[Raw records]
......

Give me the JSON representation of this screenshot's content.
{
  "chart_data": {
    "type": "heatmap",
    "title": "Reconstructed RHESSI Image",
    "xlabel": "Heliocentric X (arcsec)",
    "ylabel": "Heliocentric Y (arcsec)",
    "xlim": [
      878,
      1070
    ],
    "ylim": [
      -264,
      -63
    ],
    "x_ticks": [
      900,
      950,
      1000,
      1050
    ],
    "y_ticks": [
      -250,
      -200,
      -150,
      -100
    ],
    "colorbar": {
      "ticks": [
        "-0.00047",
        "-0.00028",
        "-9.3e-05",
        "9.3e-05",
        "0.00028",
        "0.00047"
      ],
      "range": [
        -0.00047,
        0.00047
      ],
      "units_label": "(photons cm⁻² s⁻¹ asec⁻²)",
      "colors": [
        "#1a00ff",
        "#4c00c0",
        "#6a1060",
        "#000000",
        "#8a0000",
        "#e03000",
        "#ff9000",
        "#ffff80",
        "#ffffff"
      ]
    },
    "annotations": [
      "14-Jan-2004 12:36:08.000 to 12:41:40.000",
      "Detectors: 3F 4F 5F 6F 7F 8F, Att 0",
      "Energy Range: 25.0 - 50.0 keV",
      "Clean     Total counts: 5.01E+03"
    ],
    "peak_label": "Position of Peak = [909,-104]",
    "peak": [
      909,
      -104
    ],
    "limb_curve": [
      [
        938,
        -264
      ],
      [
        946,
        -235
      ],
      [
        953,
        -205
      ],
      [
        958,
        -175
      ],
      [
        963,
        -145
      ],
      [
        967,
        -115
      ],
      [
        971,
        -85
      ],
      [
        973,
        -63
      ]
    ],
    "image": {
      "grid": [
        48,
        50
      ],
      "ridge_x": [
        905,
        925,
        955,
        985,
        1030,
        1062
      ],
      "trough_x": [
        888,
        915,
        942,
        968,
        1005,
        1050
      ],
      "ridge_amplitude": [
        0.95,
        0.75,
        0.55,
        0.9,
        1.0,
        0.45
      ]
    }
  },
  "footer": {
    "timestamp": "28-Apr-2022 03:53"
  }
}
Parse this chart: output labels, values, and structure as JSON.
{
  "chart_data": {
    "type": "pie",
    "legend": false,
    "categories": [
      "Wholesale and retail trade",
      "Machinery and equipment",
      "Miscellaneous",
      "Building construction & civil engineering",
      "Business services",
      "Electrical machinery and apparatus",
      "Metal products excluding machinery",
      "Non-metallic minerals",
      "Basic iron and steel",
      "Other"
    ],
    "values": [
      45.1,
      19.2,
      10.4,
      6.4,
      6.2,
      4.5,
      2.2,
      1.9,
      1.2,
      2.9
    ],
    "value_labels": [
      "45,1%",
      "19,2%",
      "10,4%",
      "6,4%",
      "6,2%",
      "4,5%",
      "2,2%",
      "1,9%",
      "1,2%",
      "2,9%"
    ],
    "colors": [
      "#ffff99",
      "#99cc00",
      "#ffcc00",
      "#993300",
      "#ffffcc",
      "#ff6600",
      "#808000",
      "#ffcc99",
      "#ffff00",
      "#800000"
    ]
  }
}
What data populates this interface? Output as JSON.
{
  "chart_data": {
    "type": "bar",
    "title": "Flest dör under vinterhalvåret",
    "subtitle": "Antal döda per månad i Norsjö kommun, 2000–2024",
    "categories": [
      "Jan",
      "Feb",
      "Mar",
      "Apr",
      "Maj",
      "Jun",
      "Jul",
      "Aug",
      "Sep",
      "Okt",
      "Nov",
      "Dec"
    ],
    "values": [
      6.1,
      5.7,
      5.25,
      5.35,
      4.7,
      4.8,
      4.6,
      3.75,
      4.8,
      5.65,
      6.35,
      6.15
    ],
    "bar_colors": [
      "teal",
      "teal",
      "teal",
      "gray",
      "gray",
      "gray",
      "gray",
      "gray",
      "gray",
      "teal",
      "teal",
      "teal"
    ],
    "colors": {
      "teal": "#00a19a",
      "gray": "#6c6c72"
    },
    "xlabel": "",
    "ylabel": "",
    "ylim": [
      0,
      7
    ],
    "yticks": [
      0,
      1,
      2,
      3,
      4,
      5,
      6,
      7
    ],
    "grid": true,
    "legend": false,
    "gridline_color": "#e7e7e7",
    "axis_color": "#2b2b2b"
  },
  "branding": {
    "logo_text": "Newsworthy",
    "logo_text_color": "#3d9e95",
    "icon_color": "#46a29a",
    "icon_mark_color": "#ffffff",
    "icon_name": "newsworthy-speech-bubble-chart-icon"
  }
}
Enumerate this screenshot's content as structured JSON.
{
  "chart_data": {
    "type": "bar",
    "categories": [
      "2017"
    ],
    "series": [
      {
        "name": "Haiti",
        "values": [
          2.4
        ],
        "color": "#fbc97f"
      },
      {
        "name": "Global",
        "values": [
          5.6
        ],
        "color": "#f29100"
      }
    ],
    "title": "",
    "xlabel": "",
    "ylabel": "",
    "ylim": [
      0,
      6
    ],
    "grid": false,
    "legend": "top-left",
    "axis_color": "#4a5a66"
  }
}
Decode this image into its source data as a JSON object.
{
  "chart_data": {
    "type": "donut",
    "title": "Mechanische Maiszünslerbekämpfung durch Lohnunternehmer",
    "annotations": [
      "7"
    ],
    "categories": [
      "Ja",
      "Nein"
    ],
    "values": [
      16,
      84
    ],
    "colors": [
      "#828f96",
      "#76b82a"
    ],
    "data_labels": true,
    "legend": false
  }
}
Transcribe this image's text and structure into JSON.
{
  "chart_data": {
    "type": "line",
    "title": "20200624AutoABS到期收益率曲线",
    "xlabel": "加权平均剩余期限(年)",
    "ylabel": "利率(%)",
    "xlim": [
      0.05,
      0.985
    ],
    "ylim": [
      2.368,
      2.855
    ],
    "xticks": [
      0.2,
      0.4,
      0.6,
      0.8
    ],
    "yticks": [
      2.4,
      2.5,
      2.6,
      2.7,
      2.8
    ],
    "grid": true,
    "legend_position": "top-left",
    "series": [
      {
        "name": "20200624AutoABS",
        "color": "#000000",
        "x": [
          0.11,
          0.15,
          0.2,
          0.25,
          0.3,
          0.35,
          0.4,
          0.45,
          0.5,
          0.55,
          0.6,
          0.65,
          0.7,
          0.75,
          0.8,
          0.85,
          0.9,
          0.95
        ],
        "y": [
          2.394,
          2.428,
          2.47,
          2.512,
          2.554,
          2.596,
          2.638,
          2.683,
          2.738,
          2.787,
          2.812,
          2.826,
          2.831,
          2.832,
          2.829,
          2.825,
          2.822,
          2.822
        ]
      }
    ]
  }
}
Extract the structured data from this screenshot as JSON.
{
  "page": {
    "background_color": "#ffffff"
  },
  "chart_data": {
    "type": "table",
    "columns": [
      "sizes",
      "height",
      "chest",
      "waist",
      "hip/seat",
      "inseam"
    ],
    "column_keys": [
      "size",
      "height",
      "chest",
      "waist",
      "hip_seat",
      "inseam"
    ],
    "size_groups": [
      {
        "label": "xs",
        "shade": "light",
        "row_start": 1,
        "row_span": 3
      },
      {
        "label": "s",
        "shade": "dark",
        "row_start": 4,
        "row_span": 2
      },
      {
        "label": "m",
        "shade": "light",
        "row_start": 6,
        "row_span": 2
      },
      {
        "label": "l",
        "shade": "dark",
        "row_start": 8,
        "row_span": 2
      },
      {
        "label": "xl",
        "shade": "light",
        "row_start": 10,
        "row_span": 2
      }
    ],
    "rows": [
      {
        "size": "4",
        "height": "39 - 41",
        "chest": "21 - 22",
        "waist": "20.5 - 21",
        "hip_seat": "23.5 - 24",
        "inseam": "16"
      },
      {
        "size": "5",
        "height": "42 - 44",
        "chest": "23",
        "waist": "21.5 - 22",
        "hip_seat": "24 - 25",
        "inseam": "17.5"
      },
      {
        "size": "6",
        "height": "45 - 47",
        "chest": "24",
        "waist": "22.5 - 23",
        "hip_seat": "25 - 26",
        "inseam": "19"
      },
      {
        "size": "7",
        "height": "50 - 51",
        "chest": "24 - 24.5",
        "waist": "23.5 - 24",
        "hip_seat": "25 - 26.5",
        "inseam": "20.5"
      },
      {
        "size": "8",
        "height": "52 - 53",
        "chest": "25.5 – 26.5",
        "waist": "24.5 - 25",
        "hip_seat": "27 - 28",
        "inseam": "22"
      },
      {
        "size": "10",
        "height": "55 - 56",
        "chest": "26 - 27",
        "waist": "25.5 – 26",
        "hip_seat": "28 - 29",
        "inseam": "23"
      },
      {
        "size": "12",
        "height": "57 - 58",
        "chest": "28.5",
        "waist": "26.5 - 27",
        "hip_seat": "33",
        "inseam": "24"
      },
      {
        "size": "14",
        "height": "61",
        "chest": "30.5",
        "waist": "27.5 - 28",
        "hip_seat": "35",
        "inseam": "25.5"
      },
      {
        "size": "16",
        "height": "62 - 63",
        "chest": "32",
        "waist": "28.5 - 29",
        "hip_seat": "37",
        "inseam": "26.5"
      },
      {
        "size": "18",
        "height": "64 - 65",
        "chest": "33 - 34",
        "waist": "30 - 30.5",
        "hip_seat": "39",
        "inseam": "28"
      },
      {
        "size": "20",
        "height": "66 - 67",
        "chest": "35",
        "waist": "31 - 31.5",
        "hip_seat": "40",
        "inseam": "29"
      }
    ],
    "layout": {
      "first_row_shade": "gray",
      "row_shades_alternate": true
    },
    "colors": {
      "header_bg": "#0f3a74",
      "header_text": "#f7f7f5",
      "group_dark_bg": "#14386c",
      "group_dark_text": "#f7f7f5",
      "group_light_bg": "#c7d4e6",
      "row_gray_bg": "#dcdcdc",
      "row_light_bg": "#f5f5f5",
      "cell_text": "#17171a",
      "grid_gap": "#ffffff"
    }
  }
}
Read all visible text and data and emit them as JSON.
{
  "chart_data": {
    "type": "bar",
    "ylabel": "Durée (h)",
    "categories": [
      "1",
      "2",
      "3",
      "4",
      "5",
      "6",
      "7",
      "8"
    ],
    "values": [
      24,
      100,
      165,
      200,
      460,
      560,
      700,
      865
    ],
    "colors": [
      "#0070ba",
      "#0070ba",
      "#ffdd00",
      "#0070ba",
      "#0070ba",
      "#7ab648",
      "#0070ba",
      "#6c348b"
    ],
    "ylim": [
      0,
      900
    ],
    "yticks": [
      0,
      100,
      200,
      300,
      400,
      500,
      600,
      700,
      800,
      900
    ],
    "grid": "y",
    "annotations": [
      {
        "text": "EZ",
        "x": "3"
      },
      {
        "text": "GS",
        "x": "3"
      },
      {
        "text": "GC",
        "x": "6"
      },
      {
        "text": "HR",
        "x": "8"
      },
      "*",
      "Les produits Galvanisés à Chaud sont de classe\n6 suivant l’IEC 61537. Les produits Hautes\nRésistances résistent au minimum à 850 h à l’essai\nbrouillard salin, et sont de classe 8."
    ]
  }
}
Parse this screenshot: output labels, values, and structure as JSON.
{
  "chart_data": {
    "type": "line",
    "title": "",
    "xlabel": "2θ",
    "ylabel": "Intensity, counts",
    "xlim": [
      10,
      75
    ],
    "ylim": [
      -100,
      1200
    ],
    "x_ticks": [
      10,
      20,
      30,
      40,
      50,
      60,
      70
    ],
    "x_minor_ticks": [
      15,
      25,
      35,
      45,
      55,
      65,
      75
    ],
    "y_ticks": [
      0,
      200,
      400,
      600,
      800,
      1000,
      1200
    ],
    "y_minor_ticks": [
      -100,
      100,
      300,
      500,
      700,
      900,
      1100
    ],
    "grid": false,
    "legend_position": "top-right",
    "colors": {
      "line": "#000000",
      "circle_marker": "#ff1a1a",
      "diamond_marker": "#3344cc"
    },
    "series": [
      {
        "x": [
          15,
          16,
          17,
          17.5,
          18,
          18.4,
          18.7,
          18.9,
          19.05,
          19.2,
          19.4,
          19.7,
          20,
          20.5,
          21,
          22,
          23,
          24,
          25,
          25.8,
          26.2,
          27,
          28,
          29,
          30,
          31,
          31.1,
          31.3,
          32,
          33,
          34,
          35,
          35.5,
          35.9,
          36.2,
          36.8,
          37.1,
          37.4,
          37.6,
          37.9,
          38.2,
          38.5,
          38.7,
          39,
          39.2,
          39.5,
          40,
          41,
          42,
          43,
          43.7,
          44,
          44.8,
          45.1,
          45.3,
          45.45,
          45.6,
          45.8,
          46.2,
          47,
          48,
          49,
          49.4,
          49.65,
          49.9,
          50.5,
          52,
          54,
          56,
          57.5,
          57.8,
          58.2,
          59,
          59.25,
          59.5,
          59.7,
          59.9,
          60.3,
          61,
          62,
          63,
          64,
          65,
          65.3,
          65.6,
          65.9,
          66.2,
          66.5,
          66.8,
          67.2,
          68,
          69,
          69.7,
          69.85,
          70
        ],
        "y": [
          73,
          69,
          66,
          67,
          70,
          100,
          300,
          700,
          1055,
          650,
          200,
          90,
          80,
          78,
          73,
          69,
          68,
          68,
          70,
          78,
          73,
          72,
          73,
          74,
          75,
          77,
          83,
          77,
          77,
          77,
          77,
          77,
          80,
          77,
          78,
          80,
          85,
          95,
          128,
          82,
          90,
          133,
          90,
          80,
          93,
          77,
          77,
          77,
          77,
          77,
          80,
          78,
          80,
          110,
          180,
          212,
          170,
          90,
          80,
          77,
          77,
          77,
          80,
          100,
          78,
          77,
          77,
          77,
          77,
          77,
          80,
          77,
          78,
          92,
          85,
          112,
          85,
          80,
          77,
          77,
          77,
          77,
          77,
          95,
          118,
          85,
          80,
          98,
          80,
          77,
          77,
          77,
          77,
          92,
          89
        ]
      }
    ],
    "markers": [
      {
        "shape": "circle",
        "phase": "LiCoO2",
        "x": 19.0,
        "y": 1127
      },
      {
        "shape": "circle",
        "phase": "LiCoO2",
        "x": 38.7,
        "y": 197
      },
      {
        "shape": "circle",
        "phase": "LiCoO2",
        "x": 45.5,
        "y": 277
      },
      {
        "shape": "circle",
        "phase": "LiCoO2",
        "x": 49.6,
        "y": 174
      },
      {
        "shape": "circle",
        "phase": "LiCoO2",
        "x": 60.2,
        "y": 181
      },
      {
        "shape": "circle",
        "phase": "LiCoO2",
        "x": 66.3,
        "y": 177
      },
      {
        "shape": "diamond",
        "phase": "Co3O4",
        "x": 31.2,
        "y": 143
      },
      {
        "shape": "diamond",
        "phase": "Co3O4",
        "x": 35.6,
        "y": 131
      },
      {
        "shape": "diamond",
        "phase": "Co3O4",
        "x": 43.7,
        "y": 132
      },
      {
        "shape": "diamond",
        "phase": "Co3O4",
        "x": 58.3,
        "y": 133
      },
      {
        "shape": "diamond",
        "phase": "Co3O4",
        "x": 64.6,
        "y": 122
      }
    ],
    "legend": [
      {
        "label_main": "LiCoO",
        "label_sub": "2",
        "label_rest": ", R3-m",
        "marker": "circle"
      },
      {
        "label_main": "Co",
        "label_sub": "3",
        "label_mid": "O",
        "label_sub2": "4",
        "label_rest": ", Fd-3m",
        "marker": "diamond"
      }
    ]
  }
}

......

Short exercise:
State how many lines above contain the string "true", with no other words.

Output below:
4